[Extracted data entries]

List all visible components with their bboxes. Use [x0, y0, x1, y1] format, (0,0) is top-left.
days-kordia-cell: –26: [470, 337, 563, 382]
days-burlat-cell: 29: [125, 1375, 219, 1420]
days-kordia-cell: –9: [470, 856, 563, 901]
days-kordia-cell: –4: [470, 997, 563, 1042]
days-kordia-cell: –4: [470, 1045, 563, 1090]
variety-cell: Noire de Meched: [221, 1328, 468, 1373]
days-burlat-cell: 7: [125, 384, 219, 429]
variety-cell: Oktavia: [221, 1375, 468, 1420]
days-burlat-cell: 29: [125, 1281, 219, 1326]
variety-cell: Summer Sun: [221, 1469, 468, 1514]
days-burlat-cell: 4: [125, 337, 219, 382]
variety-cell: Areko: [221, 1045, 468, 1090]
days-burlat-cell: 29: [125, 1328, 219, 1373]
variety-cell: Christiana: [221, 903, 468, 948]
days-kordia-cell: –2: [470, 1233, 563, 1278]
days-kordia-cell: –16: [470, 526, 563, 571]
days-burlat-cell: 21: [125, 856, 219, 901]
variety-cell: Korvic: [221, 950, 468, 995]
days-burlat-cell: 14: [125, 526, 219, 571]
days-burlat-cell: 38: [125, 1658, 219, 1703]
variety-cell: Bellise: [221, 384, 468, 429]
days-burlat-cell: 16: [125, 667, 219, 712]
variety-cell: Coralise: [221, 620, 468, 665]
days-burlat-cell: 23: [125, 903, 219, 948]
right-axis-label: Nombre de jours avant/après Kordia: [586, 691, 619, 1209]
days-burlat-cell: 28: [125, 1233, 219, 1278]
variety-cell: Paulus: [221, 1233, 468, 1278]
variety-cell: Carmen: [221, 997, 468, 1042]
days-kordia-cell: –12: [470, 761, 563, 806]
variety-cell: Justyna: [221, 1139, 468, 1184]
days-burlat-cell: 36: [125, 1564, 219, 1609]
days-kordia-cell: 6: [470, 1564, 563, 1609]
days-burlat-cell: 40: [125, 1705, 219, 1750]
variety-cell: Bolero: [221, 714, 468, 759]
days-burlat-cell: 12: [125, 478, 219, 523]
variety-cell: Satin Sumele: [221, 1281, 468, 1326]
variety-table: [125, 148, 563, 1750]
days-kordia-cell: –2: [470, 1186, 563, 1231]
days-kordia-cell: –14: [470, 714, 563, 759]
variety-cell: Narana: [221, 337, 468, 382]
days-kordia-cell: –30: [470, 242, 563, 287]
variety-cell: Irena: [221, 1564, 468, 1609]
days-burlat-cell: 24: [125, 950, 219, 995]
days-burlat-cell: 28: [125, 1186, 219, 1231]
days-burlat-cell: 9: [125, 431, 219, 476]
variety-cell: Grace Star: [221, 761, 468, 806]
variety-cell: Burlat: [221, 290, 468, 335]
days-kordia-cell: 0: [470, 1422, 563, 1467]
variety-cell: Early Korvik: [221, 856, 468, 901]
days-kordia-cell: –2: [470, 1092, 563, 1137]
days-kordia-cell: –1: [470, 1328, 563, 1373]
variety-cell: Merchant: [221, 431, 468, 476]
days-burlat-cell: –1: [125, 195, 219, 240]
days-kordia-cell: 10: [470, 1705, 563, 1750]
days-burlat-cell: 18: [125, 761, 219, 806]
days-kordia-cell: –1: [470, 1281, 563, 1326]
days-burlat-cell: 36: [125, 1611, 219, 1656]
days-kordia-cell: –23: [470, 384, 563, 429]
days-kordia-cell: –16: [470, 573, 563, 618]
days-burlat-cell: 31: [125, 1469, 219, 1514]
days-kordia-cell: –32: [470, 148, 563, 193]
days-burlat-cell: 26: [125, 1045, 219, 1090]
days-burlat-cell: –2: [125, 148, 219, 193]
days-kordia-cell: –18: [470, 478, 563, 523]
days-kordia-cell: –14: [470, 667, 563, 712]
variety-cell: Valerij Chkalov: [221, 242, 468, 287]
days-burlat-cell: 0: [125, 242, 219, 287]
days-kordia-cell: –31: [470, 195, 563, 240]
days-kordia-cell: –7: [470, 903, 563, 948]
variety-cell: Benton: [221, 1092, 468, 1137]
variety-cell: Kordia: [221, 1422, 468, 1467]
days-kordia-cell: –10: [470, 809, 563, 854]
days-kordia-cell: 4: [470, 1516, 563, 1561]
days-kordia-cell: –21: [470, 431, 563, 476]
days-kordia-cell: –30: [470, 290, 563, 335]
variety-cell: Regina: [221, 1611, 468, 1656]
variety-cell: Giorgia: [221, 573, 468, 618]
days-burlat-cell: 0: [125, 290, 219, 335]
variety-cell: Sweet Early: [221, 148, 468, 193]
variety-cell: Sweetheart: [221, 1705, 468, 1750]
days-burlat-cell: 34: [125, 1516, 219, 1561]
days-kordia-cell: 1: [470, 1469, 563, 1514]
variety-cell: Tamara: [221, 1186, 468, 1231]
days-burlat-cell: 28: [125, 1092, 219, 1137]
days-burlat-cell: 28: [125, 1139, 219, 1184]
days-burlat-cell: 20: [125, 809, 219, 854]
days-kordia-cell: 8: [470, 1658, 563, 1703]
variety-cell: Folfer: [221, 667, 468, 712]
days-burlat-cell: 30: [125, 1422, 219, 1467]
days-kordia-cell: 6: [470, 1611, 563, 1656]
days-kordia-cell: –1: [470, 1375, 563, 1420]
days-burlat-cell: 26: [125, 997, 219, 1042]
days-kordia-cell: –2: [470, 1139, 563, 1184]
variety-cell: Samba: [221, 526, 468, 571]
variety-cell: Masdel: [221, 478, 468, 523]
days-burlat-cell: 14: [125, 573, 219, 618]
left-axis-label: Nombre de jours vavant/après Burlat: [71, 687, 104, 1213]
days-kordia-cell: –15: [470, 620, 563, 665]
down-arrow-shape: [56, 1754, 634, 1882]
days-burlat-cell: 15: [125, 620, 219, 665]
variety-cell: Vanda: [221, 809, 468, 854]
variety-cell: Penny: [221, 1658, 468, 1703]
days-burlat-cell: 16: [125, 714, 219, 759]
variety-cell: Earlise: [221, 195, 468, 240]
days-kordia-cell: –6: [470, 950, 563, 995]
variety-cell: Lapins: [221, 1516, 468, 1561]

Problem statement: Rewrite all the records above, swapping "variety-cell" for "cultivar-cell" everywhere it occurs and leaving everything else unchanged.

Answer:
List all visible components with their bboxes. Use [x0, y0, x1, y1] format, (0,0) is top-left.
days-kordia-cell: –26: [470, 337, 563, 382]
days-burlat-cell: 29: [125, 1375, 219, 1420]
days-kordia-cell: –9: [470, 856, 563, 901]
days-kordia-cell: –4: [470, 997, 563, 1042]
days-kordia-cell: –4: [470, 1045, 563, 1090]
cultivar-cell: Noire de Meched: [221, 1328, 468, 1373]
days-burlat-cell: 7: [125, 384, 219, 429]
cultivar-cell: Oktavia: [221, 1375, 468, 1420]
days-burlat-cell: 29: [125, 1281, 219, 1326]
cultivar-cell: Summer Sun: [221, 1469, 468, 1514]
days-burlat-cell: 4: [125, 337, 219, 382]
cultivar-cell: Areko: [221, 1045, 468, 1090]
days-burlat-cell: 29: [125, 1328, 219, 1373]
cultivar-cell: Christiana: [221, 903, 468, 948]
days-kordia-cell: –2: [470, 1233, 563, 1278]
days-kordia-cell: –16: [470, 526, 563, 571]
days-burlat-cell: 21: [125, 856, 219, 901]
cultivar-cell: Korvic: [221, 950, 468, 995]
days-burlat-cell: 14: [125, 526, 219, 571]
days-burlat-cell: 38: [125, 1658, 219, 1703]
cultivar-cell: Bellise: [221, 384, 468, 429]
days-burlat-cell: 16: [125, 667, 219, 712]
cultivar-cell: Coralise: [221, 620, 468, 665]
days-burlat-cell: 23: [125, 903, 219, 948]
right-axis-label: Nombre de jours avant/après Kordia: [586, 691, 619, 1209]
days-burlat-cell: 28: [125, 1233, 219, 1278]
cultivar-cell: Paulus: [221, 1233, 468, 1278]
cultivar-cell: Carmen: [221, 997, 468, 1042]
days-kordia-cell: –12: [470, 761, 563, 806]
cultivar-cell: Justyna: [221, 1139, 468, 1184]
days-burlat-cell: 36: [125, 1564, 219, 1609]
days-kordia-cell: 6: [470, 1564, 563, 1609]
days-burlat-cell: 40: [125, 1705, 219, 1750]
cultivar-cell: Bolero: [221, 714, 468, 759]
days-burlat-cell: 12: [125, 478, 219, 523]
cultivar-cell: Satin Sumele: [221, 1281, 468, 1326]
variety-table: [125, 148, 563, 1750]
days-kordia-cell: –2: [470, 1186, 563, 1231]
days-kordia-cell: –14: [470, 714, 563, 759]
cultivar-cell: Narana: [221, 337, 468, 382]
days-kordia-cell: –30: [470, 242, 563, 287]
cultivar-cell: Irena: [221, 1564, 468, 1609]
days-burlat-cell: 24: [125, 950, 219, 995]
days-burlat-cell: 28: [125, 1186, 219, 1231]
days-burlat-cell: 9: [125, 431, 219, 476]
cultivar-cell: Grace Star: [221, 761, 468, 806]
cultivar-cell: Burlat: [221, 290, 468, 335]
days-kordia-cell: 0: [470, 1422, 563, 1467]
cultivar-cell: Early Korvik: [221, 856, 468, 901]
days-kordia-cell: –2: [470, 1092, 563, 1137]
days-kordia-cell: –1: [470, 1328, 563, 1373]
cultivar-cell: Merchant: [221, 431, 468, 476]
days-burlat-cell: –1: [125, 195, 219, 240]
days-kordia-cell: 10: [470, 1705, 563, 1750]
days-burlat-cell: 18: [125, 761, 219, 806]
days-kordia-cell: –1: [470, 1281, 563, 1326]
days-burlat-cell: 36: [125, 1611, 219, 1656]
days-kordia-cell: –23: [470, 384, 563, 429]
days-kordia-cell: –16: [470, 573, 563, 618]
days-burlat-cell: 31: [125, 1469, 219, 1514]
days-kordia-cell: –32: [470, 148, 563, 193]
days-burlat-cell: 26: [125, 1045, 219, 1090]
days-burlat-cell: –2: [125, 148, 219, 193]
days-kordia-cell: –18: [470, 478, 563, 523]
days-kordia-cell: –14: [470, 667, 563, 712]
cultivar-cell: Valerij Chkalov: [221, 242, 468, 287]
days-burlat-cell: 0: [125, 242, 219, 287]
days-kordia-cell: –31: [470, 195, 563, 240]
days-kordia-cell: –7: [470, 903, 563, 948]
cultivar-cell: Benton: [221, 1092, 468, 1137]
cultivar-cell: Kordia: [221, 1422, 468, 1467]
days-kordia-cell: –10: [470, 809, 563, 854]
days-kordia-cell: 4: [470, 1516, 563, 1561]
days-kordia-cell: –21: [470, 431, 563, 476]
days-kordia-cell: –30: [470, 290, 563, 335]
cultivar-cell: Regina: [221, 1611, 468, 1656]
cultivar-cell: Giorgia: [221, 573, 468, 618]
days-burlat-cell: 0: [125, 290, 219, 335]
cultivar-cell: Sweet Early: [221, 148, 468, 193]
cultivar-cell: Sweetheart: [221, 1705, 468, 1750]
days-burlat-cell: 34: [125, 1516, 219, 1561]
days-kordia-cell: 1: [470, 1469, 563, 1514]
cultivar-cell: Tamara: [221, 1186, 468, 1231]
days-burlat-cell: 28: [125, 1092, 219, 1137]
days-burlat-cell: 28: [125, 1139, 219, 1184]
days-burlat-cell: 20: [125, 809, 219, 854]
days-kordia-cell: 8: [470, 1658, 563, 1703]
cultivar-cell: Folfer: [221, 667, 468, 712]
days-burlat-cell: 30: [125, 1422, 219, 1467]
days-kordia-cell: 6: [470, 1611, 563, 1656]
days-kordia-cell: –1: [470, 1375, 563, 1420]
days-burlat-cell: 26: [125, 997, 219, 1042]
days-kordia-cell: –2: [470, 1139, 563, 1184]
cultivar-cell: Samba: [221, 526, 468, 571]
cultivar-cell: Masdel: [221, 478, 468, 523]
days-burlat-cell: 14: [125, 573, 219, 618]
left-axis-label: Nombre de jours vavant/après Burlat: [71, 687, 104, 1213]
days-kordia-cell: –15: [470, 620, 563, 665]
down-arrow-shape: [56, 1754, 634, 1882]
days-burlat-cell: 15: [125, 620, 219, 665]
cultivar-cell: Vanda: [221, 809, 468, 854]
cultivar-cell: Penny: [221, 1658, 468, 1703]
days-burlat-cell: 16: [125, 714, 219, 759]
cultivar-cell: Earlise: [221, 195, 468, 240]
days-kordia-cell: –6: [470, 950, 563, 995]
cultivar-cell: Lapins: [221, 1516, 468, 1561]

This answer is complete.